### [DIRECTIONS]
Copy each line of the data below with the word "Path".

[Entries with figure data]
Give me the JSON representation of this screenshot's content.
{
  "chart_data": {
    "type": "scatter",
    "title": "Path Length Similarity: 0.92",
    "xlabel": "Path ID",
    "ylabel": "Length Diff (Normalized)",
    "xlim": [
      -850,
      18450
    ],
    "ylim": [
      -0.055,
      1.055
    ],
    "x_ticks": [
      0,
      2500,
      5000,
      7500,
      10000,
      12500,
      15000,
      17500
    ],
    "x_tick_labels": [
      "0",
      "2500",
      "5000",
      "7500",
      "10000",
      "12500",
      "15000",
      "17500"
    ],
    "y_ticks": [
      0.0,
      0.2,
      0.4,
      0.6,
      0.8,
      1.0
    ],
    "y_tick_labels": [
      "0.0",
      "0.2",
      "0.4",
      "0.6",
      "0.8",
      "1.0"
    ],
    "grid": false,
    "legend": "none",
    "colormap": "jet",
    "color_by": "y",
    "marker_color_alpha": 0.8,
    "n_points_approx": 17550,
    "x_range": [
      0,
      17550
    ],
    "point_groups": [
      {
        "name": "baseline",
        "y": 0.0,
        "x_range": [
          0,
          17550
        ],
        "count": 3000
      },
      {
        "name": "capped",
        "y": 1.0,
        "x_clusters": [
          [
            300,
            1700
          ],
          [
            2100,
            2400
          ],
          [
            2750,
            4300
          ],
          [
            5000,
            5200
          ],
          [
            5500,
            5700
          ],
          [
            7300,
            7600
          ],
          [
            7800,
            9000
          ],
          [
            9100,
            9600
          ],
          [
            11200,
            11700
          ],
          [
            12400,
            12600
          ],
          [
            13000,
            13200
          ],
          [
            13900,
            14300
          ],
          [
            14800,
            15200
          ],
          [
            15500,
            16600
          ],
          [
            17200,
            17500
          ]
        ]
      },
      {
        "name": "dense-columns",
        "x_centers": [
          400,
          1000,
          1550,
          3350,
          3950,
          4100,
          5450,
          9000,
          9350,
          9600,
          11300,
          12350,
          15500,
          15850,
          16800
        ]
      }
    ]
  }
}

### [COMPLETE OUTPUT]
    "title": "Path Length Similarity: 0.92",
    "xlabel": "Path ID",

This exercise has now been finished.